Esercizi scritti:
1. Riscrivi in una sola frase il paragrafo del testo fornito che comincia con «Composta dagli Ill.mi Sigg.ri Magistrati», conservando nomi e ruoli di tutti i componenti.
2. Indica se ciascuna affermazione concorda con il testo fornito, rispondendo sì o no e citando le parole decisive del testo: (a) il decreto impugnato è stato emesso dal Tribunale di Torino; (b) la camera di consiglio si è tenuta il 16/09/2019; (c) il ricorrente è difeso dall'avvocato Massimo Pastore.

Sentenza Sentenza Cassazione Civile n. 23012 del 16/09/2019

Cassazione civile sez. VI, 16/09/2019, (ud. 28/06/2019, dep. 16/09/2019), n.23012

LA CORTE SUPREMA DI CASSAZIONE

SEZIONE SESTA CIVILE

SOTTOSEZIONE 1

Composta dagli Ill.mi Sigg.ri Magistrati:

Dott. SCALDAFERRI Andrea – Presidente –

Dott. VALITUTTI Antonio – Consigliere –

Dott. MERCOLINO Guido – Consigliere –

Dott. PAZZI Alberto – Consigliere –

Dott. CAMPESE Eduardo – rel. Consigliere –

ha pronunciato la seguente:

ORDINANZA

sul ricorso 23720-2018 proposto da:

A.F.U., elettivamente domiciliato in ROMA, PIAZZA

CAVOUR, presso la CORTE DI CASSAZIONE, rappresentato e difeso

dall’avvocato MASSIMO PASTORE;

– ricorrente –

contro

MINISTERO DELL’INTERNO, PROCURA GENERALE PRESSO LA CORTE DI

CASSAZIONE;

– intimati –

avverso il decreto n. 5112/18 del TRIBUNALE di TORINO, depositato il

12/07/2018;

udita la relazione della causa svolta nella camera di consiglio non

partecipata del 28/06/2019 dal Consigliere Relatore Dott. EDUARDO

CAMPESE.

Dati:
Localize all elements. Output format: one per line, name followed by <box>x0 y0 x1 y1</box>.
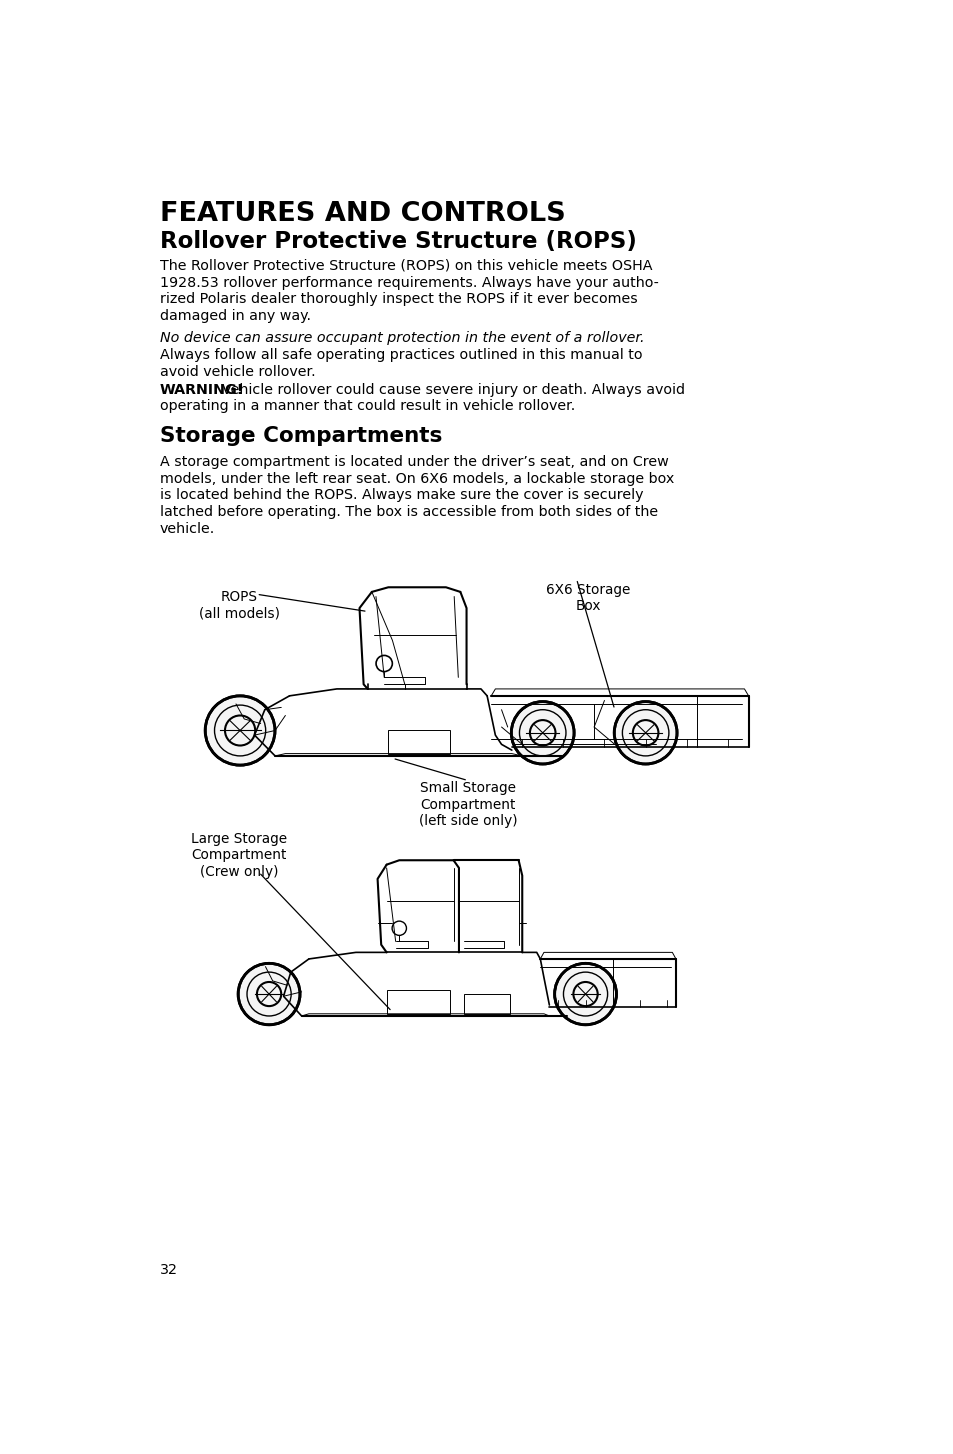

Soluzioni degli esercizi:
1. Il collegio era composto dal presidente Andrea Scaldaferri e dai consiglieri Antonio Valitutti, Guido Mercolino, Alberto Pazzi ed Eduardo Campese, quest'ultimo relatore.

2.
(a) Sì: «avverso il decreto n. 5112/18 del TRIBUNALE di TORINO».
(b) No: «partecipata del 28/06/2019 dal Consigliere Relatore».
(c) Sì: «dall’avvocato MASSIMO PASTORE».